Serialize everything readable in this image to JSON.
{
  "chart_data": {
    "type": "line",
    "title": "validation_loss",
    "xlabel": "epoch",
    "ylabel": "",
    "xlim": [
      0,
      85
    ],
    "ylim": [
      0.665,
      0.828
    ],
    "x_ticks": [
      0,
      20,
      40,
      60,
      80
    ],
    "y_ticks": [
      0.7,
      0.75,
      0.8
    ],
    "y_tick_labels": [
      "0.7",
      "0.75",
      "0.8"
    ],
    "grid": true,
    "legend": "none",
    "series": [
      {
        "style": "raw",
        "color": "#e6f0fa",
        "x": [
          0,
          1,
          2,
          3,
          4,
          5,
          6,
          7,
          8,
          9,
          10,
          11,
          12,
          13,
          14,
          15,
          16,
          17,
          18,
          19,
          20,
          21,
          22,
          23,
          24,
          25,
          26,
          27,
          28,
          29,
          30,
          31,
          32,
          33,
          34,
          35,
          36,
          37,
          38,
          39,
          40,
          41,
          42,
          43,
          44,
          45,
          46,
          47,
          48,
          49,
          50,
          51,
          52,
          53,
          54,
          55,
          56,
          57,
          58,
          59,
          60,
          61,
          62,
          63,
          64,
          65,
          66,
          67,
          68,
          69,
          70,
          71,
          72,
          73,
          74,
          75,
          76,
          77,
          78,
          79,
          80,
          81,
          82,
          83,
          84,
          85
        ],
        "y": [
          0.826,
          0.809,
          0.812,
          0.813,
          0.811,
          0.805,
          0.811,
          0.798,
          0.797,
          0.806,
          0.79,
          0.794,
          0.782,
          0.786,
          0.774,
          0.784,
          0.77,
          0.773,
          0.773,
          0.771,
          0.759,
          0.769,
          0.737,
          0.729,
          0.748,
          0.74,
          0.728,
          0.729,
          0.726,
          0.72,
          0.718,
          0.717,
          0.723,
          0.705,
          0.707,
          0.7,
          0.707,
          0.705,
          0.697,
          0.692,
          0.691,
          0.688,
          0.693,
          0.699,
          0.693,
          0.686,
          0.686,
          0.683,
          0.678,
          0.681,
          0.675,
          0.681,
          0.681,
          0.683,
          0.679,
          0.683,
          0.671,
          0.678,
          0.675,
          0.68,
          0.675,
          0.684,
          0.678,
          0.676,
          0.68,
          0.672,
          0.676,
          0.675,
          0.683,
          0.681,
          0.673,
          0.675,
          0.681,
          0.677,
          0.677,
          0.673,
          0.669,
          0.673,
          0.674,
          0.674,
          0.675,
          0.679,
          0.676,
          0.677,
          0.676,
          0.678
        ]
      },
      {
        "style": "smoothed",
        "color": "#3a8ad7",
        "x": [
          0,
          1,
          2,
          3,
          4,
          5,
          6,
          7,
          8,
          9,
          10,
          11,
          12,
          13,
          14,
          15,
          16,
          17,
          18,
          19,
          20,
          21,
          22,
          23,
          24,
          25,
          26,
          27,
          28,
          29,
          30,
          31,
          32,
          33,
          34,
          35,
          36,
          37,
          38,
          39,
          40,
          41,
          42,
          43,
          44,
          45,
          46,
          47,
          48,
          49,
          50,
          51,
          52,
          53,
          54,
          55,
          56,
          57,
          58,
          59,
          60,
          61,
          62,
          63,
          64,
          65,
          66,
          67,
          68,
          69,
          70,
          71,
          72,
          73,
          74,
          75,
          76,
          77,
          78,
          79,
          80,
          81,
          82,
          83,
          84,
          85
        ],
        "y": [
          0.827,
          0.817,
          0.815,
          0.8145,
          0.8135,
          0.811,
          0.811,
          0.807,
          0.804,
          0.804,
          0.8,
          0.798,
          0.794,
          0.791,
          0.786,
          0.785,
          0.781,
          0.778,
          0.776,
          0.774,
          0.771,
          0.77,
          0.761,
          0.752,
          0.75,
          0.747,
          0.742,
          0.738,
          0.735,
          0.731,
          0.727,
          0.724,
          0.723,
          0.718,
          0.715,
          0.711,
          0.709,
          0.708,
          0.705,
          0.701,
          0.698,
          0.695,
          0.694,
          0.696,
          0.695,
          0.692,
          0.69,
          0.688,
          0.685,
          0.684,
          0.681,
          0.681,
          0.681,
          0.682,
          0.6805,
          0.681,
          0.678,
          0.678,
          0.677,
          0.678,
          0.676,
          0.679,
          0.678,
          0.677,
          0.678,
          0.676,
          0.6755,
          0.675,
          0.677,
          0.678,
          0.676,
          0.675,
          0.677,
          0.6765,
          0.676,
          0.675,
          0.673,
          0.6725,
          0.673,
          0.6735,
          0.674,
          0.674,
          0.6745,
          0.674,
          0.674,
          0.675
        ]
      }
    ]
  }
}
=====
All of the lines above must be returned exactly.

Serialize everything readable in this image to JSON.
{
  "chart_data": {
    "type": "line",
    "title": "validation_loss",
    "xlabel": "epoch",
    "ylabel": "",
    "xlim": [
      0,
      85
    ],
    "ylim": [
      0.665,
      0.828
    ],
    "x_ticks": [
      0,
      20,
      40,
      60,
      80
    ],
    "y_ticks": [
      0.7,
      0.75,
      0.8
    ],
    "y_tick_labels": [
      "0.7",
      "0.75",
      "0.8"
    ],
    "grid": true,
    "legend": "none",
    "series": [
      {
        "style": "raw",
        "color": "#e6f0fa",
        "x": [
          0,
          1,
          2,
          3,
          4,
          5,
          6,
          7,
          8,
          9,
          10,
          11,
          12,
          13,
          14,
          15,
          16,
          17,
          18,
          19,
          20,
          21,
          22,
          23,
          24,
          25,
          26,
          27,
          28,
          29,
          30,
          31,
          32,
          33,
          34,
          35,
          36,
          37,
          38,
          39,
          40,
          41,
          42,
          43,
          44,
          45,
          46,
          47,
          48,
          49,
          50,
          51,
          52,
          53,
          54,
          55,
          56,
          57,
          58,
          59,
          60,
          61,
          62,
          63,
          64,
          65,
          66,
          67,
          68,
          69,
          70,
          71,
          72,
          73,
          74,
          75,
          76,
          77,
          78,
          79,
          80,
          81,
          82,
          83,
          84,
          85
        ],
        "y": [
          0.826,
          0.809,
          0.812,
          0.813,
          0.811,
          0.805,
          0.811,
          0.798,
          0.797,
          0.806,
          0.79,
          0.794,
          0.782,
          0.786,
          0.774,
          0.784,
          0.77,
          0.773,
          0.773,
          0.771,
          0.759,
          0.769,
          0.737,
          0.729,
          0.748,
          0.74,
          0.728,
          0.729,
          0.726,
          0.72,
          0.718,
          0.717,
          0.723,
          0.705,
          0.707,
          0.7,
          0.707,
          0.705,
          0.697,
          0.692,
          0.691,
          0.688,
          0.693,
          0.699,
          0.693,
          0.686,
          0.686,
          0.683,
          0.678,
          0.681,
          0.675,
          0.681,
          0.681,
          0.683,
          0.679,
          0.683,
          0.671,
          0.678,
          0.675,
          0.68,
          0.675,
          0.684,
          0.678,
          0.676,
          0.68,
          0.672,
          0.676,
          0.675,
          0.683,
          0.681,
          0.673,
          0.675,
          0.681,
          0.677,
          0.677,
          0.673,
          0.669,
          0.673,
          0.674,
          0.674,
          0.675,
          0.679,
          0.676,
          0.677,
          0.676,
          0.678
        ]
      },
      {
        "style": "smoothed",
        "color": "#3a8ad7",
        "x": [
          0,
          1,
          2,
          3,
          4,
          5,
          6,
          7,
          8,
          9,
          10,
          11,
          12,
          13,
          14,
          15,
          16,
          17,
          18,
          19,
          20,
          21,
          22,
          23,
          24,
          25,
          26,
          27,
          28,
          29,
          30,
          31,
          32,
          33,
          34,
          35,
          36,
          37,
          38,
          39,
          40,
          41,
          42,
          43,
          44,
          45,
          46,
          47,
          48,
          49,
          50,
          51,
          52,
          53,
          54,
          55,
          56,
          57,
          58,
          59,
          60,
          61,
          62,
          63,
          64,
          65,
          66,
          67,
          68,
          69,
          70,
          71,
          72,
          73,
          74,
          75,
          76,
          77,
          78,
          79,
          80,
          81,
          82,
          83,
          84,
          85
        ],
        "y": [
          0.827,
          0.817,
          0.815,
          0.8145,
          0.8135,
          0.811,
          0.811,
          0.807,
          0.804,
          0.804,
          0.8,
          0.798,
          0.794,
          0.791,
          0.786,
          0.785,
          0.781,
          0.778,
          0.776,
          0.774,
          0.771,
          0.77,
          0.761,
          0.752,
          0.75,
          0.747,
          0.742,
          0.738,
          0.735,
          0.731,
          0.727,
          0.724,
          0.723,
          0.718,
          0.715,
          0.711,
          0.709,
          0.708,
          0.705,
          0.701,
          0.698,
          0.695,
          0.694,
          0.696,
          0.695,
          0.692,
          0.69,
          0.688,
          0.685,
          0.684,
          0.681,
          0.681,
          0.681,
          0.682,
          0.6805,
          0.681,
          0.678,
          0.678,
          0.677,
          0.678,
          0.676,
          0.679,
          0.678,
          0.677,
          0.678,
          0.676,
          0.6755,
          0.675,
          0.677,
          0.678,
          0.676,
          0.675,
          0.677,
          0.6765,
          0.676,
          0.675,
          0.673,
          0.6725,
          0.673,
          0.6735,
          0.674,
          0.674,
          0.6745,
          0.674,
          0.674,
          0.675
        ]
      }
    ]
  }
}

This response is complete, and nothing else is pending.